Directives:
• 1. In the excerpt on school reopening plans, which district is described as the largest in the San Antonio metro area?
• 2. Return the stretch of the school reopening excerpt from "With schools now" through "makes a move.".
• 3. Translate this sentence from the school reopening excerpt into Spanish: "Abbott’s office did not reply to a request for a statement in time for the publication of this story."

With schools now set to spend the first four to eight weeks of the academic year online, superintendents say they have been in a constant state of strategizing, maneuvering and drafting reopening plans from scratch.

“It’s been like playing multidimensional chess,” San Antonio ISD Superintendent Pedro Martinez said.

Brian Woods, superintendent of Northside ISD, the largest district in the San Antonio metro area, affirmed the chess analogy. His twist: Someone comes along and knocks all the pieces off every time he makes a move.

“We were getting pretty confident that we could do this,” Woods said, “By the 4th of July, that feeling had kind of gone away.”

For weeks, Abbott, the Texas Education Agency, local superintendents and politicians around the state, and teachers unions have been skirmishing over reopening plans, making it difficult to predict who will go back to school, when that will happen and what it might look like. San Antonio Mayor Ron Nirenberg took to national media to argue the case for local control.

Abbott’s office did not reply to a request for a statement in time for the publication of this story.

As it stands, schools have an eight-week “grace period” during which they can offer online instruction only, if school boards feel that is necessary. But once they open their doors, Abbot is holding firm that any student who wants to be in the building full time, five days per week, can be there.

Provided data:
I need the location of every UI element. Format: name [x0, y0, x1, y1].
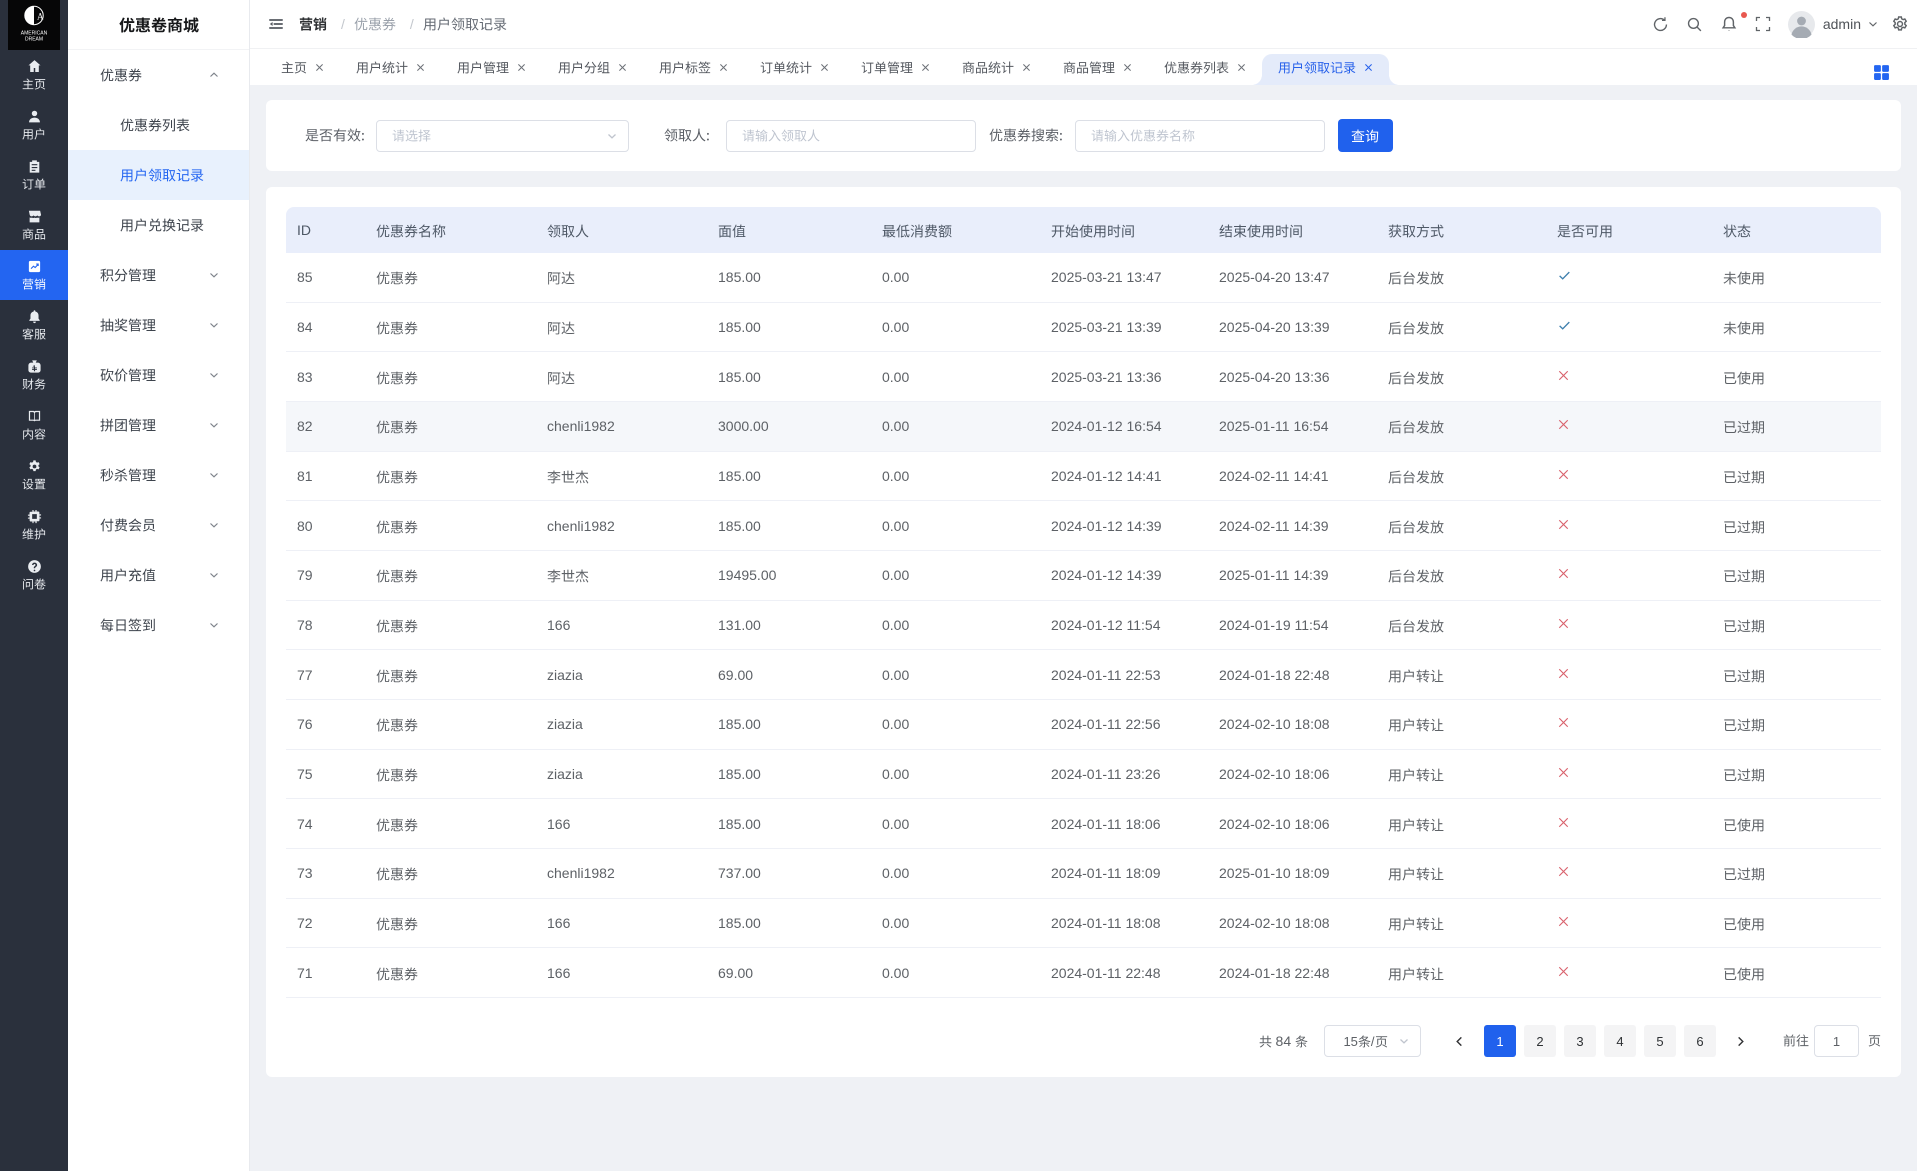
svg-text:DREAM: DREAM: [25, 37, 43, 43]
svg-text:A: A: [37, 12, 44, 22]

Task-by-task solutions:
• 1. Northside ISD

• 2.
With schools now set to spend the first four to eight weeks of the academic year online, superintendents say they have been in a constant state of strategizing, maneuvering and drafting reopening plans from scratch.

“It’s been like playing multidimensional chess,” San Antonio ISD Superintendent Pedro Martinez said.

Brian Woods, superintendent of Northside ISD, the largest district in the San Antonio metro area, affirmed the chess analogy. His twist: Someone comes along and knocks all the pieces off every time he makes a move.

• 3. La oficina de Abbott no respondió a una solicitud de declaración a tiempo para la publicación de esta nota.